### Dataset records
— begin —
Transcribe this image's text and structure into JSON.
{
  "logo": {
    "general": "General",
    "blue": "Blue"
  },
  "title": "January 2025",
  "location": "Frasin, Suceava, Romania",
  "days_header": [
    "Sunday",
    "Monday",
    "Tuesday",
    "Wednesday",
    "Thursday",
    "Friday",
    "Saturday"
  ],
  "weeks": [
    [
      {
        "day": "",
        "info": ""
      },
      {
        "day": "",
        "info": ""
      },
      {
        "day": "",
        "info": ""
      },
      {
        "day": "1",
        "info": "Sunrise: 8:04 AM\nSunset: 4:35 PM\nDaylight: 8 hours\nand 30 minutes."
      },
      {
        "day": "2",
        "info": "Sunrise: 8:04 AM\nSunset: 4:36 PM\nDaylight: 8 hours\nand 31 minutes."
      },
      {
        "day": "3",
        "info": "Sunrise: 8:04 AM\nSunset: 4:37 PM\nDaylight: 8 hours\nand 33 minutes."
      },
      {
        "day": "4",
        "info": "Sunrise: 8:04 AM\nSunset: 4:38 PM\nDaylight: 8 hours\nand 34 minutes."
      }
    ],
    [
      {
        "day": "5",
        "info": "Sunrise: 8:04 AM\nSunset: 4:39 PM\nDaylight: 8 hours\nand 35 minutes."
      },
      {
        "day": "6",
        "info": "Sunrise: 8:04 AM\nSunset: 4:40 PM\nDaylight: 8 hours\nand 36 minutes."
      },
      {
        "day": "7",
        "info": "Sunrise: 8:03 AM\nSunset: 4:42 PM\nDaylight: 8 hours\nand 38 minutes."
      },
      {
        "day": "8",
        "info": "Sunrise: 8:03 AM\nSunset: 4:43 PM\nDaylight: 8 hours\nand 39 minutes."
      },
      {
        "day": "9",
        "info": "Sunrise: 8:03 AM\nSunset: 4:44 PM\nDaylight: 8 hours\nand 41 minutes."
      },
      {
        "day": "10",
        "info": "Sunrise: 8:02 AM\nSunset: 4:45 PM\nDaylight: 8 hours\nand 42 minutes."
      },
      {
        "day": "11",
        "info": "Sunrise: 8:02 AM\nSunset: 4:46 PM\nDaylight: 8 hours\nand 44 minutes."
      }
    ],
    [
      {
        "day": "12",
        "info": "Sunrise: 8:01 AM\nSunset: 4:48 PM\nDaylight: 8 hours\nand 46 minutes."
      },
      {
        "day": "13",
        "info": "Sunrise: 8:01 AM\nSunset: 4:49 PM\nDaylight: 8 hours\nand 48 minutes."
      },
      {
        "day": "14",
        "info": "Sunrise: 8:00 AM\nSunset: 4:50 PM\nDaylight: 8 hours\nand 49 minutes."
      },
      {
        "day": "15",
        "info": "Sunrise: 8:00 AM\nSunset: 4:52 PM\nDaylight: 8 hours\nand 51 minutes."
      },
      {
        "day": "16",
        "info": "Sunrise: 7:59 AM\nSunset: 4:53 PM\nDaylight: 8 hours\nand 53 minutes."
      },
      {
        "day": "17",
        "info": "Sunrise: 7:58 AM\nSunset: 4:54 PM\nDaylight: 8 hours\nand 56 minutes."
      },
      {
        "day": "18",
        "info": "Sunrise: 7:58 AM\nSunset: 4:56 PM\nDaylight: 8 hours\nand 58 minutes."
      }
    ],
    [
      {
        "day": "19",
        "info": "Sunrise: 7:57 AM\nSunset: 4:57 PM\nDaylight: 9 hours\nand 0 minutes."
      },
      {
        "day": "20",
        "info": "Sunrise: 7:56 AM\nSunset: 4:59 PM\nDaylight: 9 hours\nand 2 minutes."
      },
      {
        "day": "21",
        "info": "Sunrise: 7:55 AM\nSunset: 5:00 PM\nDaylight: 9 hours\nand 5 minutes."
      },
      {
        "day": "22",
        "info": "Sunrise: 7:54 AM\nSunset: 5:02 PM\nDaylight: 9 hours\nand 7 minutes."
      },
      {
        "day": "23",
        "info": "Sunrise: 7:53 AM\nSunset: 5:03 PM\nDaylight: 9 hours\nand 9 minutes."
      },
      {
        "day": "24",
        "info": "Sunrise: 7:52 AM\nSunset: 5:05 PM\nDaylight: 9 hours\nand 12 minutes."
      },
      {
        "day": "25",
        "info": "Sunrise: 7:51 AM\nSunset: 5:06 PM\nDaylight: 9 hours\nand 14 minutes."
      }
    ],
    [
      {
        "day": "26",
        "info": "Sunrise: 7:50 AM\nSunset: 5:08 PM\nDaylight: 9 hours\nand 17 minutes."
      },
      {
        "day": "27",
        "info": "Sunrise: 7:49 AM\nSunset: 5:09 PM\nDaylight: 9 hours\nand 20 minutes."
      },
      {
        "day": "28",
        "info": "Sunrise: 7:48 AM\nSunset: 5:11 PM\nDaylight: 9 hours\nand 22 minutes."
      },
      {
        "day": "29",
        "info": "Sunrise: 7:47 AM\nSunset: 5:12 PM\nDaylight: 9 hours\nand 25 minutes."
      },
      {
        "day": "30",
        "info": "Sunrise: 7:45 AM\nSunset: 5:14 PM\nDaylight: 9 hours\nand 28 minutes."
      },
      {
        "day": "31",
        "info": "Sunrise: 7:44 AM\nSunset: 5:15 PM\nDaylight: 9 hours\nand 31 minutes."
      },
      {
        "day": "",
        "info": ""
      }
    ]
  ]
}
— end —
### Task goal
Output the entries verbatim.

### Task result
Transcribe this image's text and structure into JSON.
{
  "logo": {
    "general": "General",
    "blue": "Blue"
  },
  "title": "January 2025",
  "location": "Frasin, Suceava, Romania",
  "days_header": [
    "Sunday",
    "Monday",
    "Tuesday",
    "Wednesday",
    "Thursday",
    "Friday",
    "Saturday"
  ],
  "weeks": [
    [
      {
        "day": "",
        "info": ""
      },
      {
        "day": "",
        "info": ""
      },
      {
        "day": "",
        "info": ""
      },
      {
        "day": "1",
        "info": "Sunrise: 8:04 AM\nSunset: 4:35 PM\nDaylight: 8 hours\nand 30 minutes."
      },
      {
        "day": "2",
        "info": "Sunrise: 8:04 AM\nSunset: 4:36 PM\nDaylight: 8 hours\nand 31 minutes."
      },
      {
        "day": "3",
        "info": "Sunrise: 8:04 AM\nSunset: 4:37 PM\nDaylight: 8 hours\nand 33 minutes."
      },
      {
        "day": "4",
        "info": "Sunrise: 8:04 AM\nSunset: 4:38 PM\nDaylight: 8 hours\nand 34 minutes."
      }
    ],
    [
      {
        "day": "5",
        "info": "Sunrise: 8:04 AM\nSunset: 4:39 PM\nDaylight: 8 hours\nand 35 minutes."
      },
      {
        "day": "6",
        "info": "Sunrise: 8:04 AM\nSunset: 4:40 PM\nDaylight: 8 hours\nand 36 minutes."
      },
      {
        "day": "7",
        "info": "Sunrise: 8:03 AM\nSunset: 4:42 PM\nDaylight: 8 hours\nand 38 minutes."
      },
      {
        "day": "8",
        "info": "Sunrise: 8:03 AM\nSunset: 4:43 PM\nDaylight: 8 hours\nand 39 minutes."
      },
      {
        "day": "9",
        "info": "Sunrise: 8:03 AM\nSunset: 4:44 PM\nDaylight: 8 hours\nand 41 minutes."
      },
      {
        "day": "10",
        "info": "Sunrise: 8:02 AM\nSunset: 4:45 PM\nDaylight: 8 hours\nand 42 minutes."
      },
      {
        "day": "11",
        "info": "Sunrise: 8:02 AM\nSunset: 4:46 PM\nDaylight: 8 hours\nand 44 minutes."
      }
    ],
    [
      {
        "day": "12",
        "info": "Sunrise: 8:01 AM\nSunset: 4:48 PM\nDaylight: 8 hours\nand 46 minutes."
      },
      {
        "day": "13",
        "info": "Sunrise: 8:01 AM\nSunset: 4:49 PM\nDaylight: 8 hours\nand 48 minutes."
      },
      {
        "day": "14",
        "info": "Sunrise: 8:00 AM\nSunset: 4:50 PM\nDaylight: 8 hours\nand 49 minutes."
      },
      {
        "day": "15",
        "info": "Sunrise: 8:00 AM\nSunset: 4:52 PM\nDaylight: 8 hours\nand 51 minutes."
      },
      {
        "day": "16",
        "info": "Sunrise: 7:59 AM\nSunset: 4:53 PM\nDaylight: 8 hours\nand 53 minutes."
      },
      {
        "day": "17",
        "info": "Sunrise: 7:58 AM\nSunset: 4:54 PM\nDaylight: 8 hours\nand 56 minutes."
      },
      {
        "day": "18",
        "info": "Sunrise: 7:58 AM\nSunset: 4:56 PM\nDaylight: 8 hours\nand 58 minutes."
      }
    ],
    [
      {
        "day": "19",
        "info": "Sunrise: 7:57 AM\nSunset: 4:57 PM\nDaylight: 9 hours\nand 0 minutes."
      },
      {
        "day": "20",
        "info": "Sunrise: 7:56 AM\nSunset: 4:59 PM\nDaylight: 9 hours\nand 2 minutes."
      },
      {
        "day": "21",
        "info": "Sunrise: 7:55 AM\nSunset: 5:00 PM\nDaylight: 9 hours\nand 5 minutes."
      },
      {
        "day": "22",
        "info": "Sunrise: 7:54 AM\nSunset: 5:02 PM\nDaylight: 9 hours\nand 7 minutes."
      },
      {
        "day": "23",
        "info": "Sunrise: 7:53 AM\nSunset: 5:03 PM\nDaylight: 9 hours\nand 9 minutes."
      },
      {
        "day": "24",
        "info": "Sunrise: 7:52 AM\nSunset: 5:05 PM\nDaylight: 9 hours\nand 12 minutes."
      },
      {
        "day": "25",
        "info": "Sunrise: 7:51 AM\nSunset: 5:06 PM\nDaylight: 9 hours\nand 14 minutes."
      }
    ],
    [
      {
        "day": "26",
        "info": "Sunrise: 7:50 AM\nSunset: 5:08 PM\nDaylight: 9 hours\nand 17 minutes."
      },
      {
        "day": "27",
        "info": "Sunrise: 7:49 AM\nSunset: 5:09 PM\nDaylight: 9 hours\nand 20 minutes."
      },
      {
        "day": "28",
        "info": "Sunrise: 7:48 AM\nSunset: 5:11 PM\nDaylight: 9 hours\nand 22 minutes."
      },
      {
        "day": "29",
        "info": "Sunrise: 7:47 AM\nSunset: 5:12 PM\nDaylight: 9 hours\nand 25 minutes."
      },
      {
        "day": "30",
        "info": "Sunrise: 7:45 AM\nSunset: 5:14 PM\nDaylight: 9 hours\nand 28 minutes."
      },
      {
        "day": "31",
        "info": "Sunrise: 7:44 AM\nSunset: 5:15 PM\nDaylight: 9 hours\nand 31 minutes."
      },
      {
        "day": "",
        "info": ""
      }
    ]
  ]
}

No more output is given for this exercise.